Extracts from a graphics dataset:
········

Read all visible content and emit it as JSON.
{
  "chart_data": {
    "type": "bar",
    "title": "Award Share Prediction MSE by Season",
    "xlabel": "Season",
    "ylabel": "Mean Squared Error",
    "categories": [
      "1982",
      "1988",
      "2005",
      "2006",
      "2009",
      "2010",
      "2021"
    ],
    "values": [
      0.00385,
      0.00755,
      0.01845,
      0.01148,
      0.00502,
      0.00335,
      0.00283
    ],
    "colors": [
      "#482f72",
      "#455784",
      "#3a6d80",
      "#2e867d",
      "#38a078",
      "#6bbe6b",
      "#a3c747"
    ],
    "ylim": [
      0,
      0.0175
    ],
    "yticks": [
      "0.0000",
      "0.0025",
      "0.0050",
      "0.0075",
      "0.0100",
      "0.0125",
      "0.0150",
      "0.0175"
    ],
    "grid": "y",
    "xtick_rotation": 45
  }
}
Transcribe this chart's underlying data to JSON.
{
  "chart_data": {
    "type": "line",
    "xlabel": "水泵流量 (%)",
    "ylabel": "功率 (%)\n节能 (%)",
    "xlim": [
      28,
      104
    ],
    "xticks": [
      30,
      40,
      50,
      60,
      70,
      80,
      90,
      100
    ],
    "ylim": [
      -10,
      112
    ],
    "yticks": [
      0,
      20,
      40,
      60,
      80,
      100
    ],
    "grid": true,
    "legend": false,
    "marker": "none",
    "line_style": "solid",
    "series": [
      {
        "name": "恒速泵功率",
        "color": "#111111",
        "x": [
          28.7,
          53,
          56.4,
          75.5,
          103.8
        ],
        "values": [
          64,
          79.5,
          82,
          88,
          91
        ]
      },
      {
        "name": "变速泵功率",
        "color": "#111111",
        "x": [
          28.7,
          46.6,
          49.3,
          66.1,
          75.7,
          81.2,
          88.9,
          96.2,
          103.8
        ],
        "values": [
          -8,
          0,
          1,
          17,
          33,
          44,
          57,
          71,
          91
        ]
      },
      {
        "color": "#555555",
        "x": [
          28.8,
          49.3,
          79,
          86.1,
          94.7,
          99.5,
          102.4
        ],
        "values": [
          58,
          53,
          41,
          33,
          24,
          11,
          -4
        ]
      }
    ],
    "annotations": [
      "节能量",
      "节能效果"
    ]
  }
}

········

• Given request:
Every record above needs to be repeated word for word.

• Output:
Read all visible content and emit it as JSON.
{
  "chart_data": {
    "type": "bar",
    "title": "Award Share Prediction MSE by Season",
    "xlabel": "Season",
    "ylabel": "Mean Squared Error",
    "categories": [
      "1982",
      "1988",
      "2005",
      "2006",
      "2009",
      "2010",
      "2021"
    ],
    "values": [
      0.00385,
      0.00755,
      0.01845,
      0.01148,
      0.00502,
      0.00335,
      0.00283
    ],
    "colors": [
      "#482f72",
      "#455784",
      "#3a6d80",
      "#2e867d",
      "#38a078",
      "#6bbe6b",
      "#a3c747"
    ],
    "ylim": [
      0,
      0.0175
    ],
    "yticks": [
      "0.0000",
      "0.0025",
      "0.0050",
      "0.0075",
      "0.0100",
      "0.0125",
      "0.0150",
      "0.0175"
    ],
    "grid": "y",
    "xtick_rotation": 45
  }
}
Transcribe this chart's underlying data to JSON.
{
  "chart_data": {
    "type": "line",
    "xlabel": "水泵流量 (%)",
    "ylabel": "功率 (%)\n节能 (%)",
    "xlim": [
      28,
      104
    ],
    "xticks": [
      30,
      40,
      50,
      60,
      70,
      80,
      90,
      100
    ],
    "ylim": [
      -10,
      112
    ],
    "yticks": [
      0,
      20,
      40,
      60,
      80,
      100
    ],
    "grid": true,
    "legend": false,
    "marker": "none",
    "line_style": "solid",
    "series": [
      {
        "name": "恒速泵功率",
        "color": "#111111",
        "x": [
          28.7,
          53,
          56.4,
          75.5,
          103.8
        ],
        "values": [
          64,
          79.5,
          82,
          88,
          91
        ]
      },
      {
        "name": "变速泵功率",
        "color": "#111111",
        "x": [
          28.7,
          46.6,
          49.3,
          66.1,
          75.7,
          81.2,
          88.9,
          96.2,
          103.8
        ],
        "values": [
          -8,
          0,
          1,
          17,
          33,
          44,
          57,
          71,
          91
        ]
      },
      {
        "color": "#555555",
        "x": [
          28.8,
          49.3,
          79,
          86.1,
          94.7,
          99.5,
          102.4
        ],
        "values": [
          58,
          53,
          41,
          33,
          24,
          11,
          -4
        ]
      }
    ],
    "annotations": [
      "节能量",
      "节能效果"
    ]
  }
}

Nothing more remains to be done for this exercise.